### CHALLENGE
Count how many lines of the material hold "Москва". Respond with that number alone.

### DATA FOR THE TASK

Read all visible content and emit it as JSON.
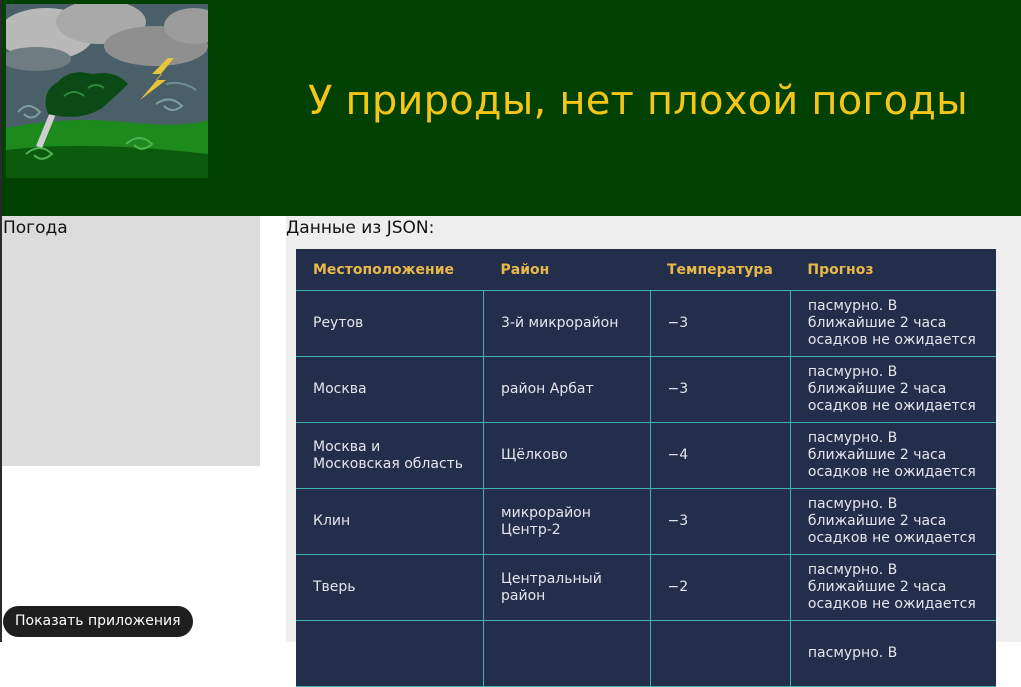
{
  "header": {
    "title": "У природы, нет плохой погоды",
    "logo_icon": "storm-weather-logo-icon"
  },
  "sidebar": {
    "title": "Погода"
  },
  "main": {
    "heading": "Данные из JSON:",
    "table": {
      "columns": [
        "Местоположение",
        "Район",
        "Температура",
        "Прогноз"
      ],
      "rows": [
        {
          "location": "Реутов",
          "district": "3-й микрорайон",
          "temperature": "−3",
          "forecast": "пасмурно. В ближайшие 2 часа осадков не ожидается"
        },
        {
          "location": "Москва",
          "district": "район Арбат",
          "temperature": "−3",
          "forecast": "пасмурно. В ближайшие 2 часа осадков не ожидается"
        },
        {
          "location": "Москва и Московская область",
          "district": "Щёлково",
          "temperature": "−4",
          "forecast": "пасмурно. В ближайшие 2 часа осадков не ожидается"
        },
        {
          "location": "Клин",
          "district": "микрорайон Центр-2",
          "temperature": "−3",
          "forecast": "пасмурно. В ближайшие 2 часа осадков не ожидается"
        },
        {
          "location": "Тверь",
          "district": "Центральный район",
          "temperature": "−2",
          "forecast": "пасмурно. В ближайшие 2 часа осадков не ожидается"
        },
        {
          "location": "",
          "district": "",
          "temperature": "",
          "forecast": "пасмурно. В"
        }
      ]
    }
  },
  "taskbar": {
    "show_apps_label": "Показать приложения"
  },
  "colors": {
    "header_bg": "#004000",
    "title_color": "#f5c518",
    "table_bg": "#232e4b",
    "table_header_text": "#e8b84a",
    "table_border": "#3fb2aa",
    "sidebar_bg": "#dcdcdc",
    "main_bg": "#eeeeee"
  }
}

### EXERCISE RESULT
2